What is being asked: Images appear in the records below; leave them out and repeat everything else exactly.

══ Dataset content ══

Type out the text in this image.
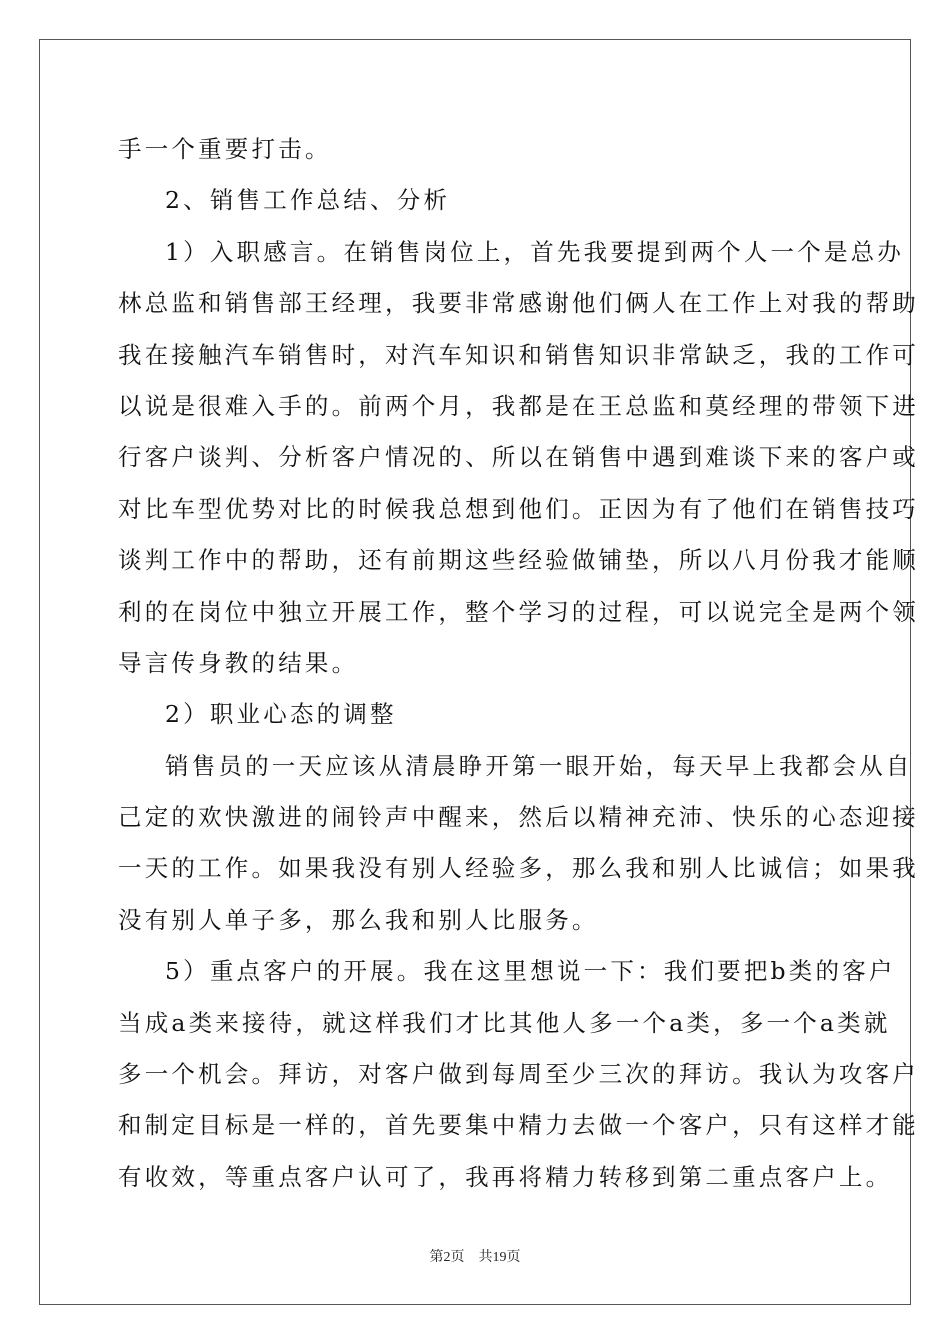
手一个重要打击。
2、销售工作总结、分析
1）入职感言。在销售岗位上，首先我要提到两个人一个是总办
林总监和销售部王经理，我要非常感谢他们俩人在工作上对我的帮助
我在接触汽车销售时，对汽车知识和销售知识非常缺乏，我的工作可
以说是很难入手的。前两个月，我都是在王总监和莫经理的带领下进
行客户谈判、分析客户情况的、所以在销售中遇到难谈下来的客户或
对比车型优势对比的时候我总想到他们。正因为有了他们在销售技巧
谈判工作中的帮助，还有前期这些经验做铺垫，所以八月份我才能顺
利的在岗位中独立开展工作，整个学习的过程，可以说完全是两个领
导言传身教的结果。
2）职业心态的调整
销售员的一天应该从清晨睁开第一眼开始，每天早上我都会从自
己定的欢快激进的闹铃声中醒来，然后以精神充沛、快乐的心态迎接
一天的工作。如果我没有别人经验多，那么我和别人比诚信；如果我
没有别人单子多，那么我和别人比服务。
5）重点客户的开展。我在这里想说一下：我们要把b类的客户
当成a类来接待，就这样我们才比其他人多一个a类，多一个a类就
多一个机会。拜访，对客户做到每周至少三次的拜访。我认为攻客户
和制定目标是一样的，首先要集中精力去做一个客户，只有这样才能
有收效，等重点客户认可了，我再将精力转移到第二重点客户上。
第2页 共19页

═══

Exercise answer:
Type out the text in this image.
手一个重要打击。
2、销售工作总结、分析
1）入职感言。在销售岗位上，首先我要提到两个人一个是总办
林总监和销售部王经理，我要非常感谢他们俩人在工作上对我的帮助
我在接触汽车销售时，对汽车知识和销售知识非常缺乏，我的工作可
以说是很难入手的。前两个月，我都是在王总监和莫经理的带领下进
行客户谈判、分析客户情况的、所以在销售中遇到难谈下来的客户或
对比车型优势对比的时候我总想到他们。正因为有了他们在销售技巧
谈判工作中的帮助，还有前期这些经验做铺垫，所以八月份我才能顺
利的在岗位中独立开展工作，整个学习的过程，可以说完全是两个领
导言传身教的结果。
2）职业心态的调整
销售员的一天应该从清晨睁开第一眼开始，每天早上我都会从自
己定的欢快激进的闹铃声中醒来，然后以精神充沛、快乐的心态迎接
一天的工作。如果我没有别人经验多，那么我和别人比诚信；如果我
没有别人单子多，那么我和别人比服务。
5）重点客户的开展。我在这里想说一下：我们要把b类的客户
当成a类来接待，就这样我们才比其他人多一个a类，多一个a类就
多一个机会。拜访，对客户做到每周至少三次的拜访。我认为攻客户
和制定目标是一样的，首先要集中精力去做一个客户，只有这样才能
有收效，等重点客户认可了，我再将精力转移到第二重点客户上。
第2页 共19页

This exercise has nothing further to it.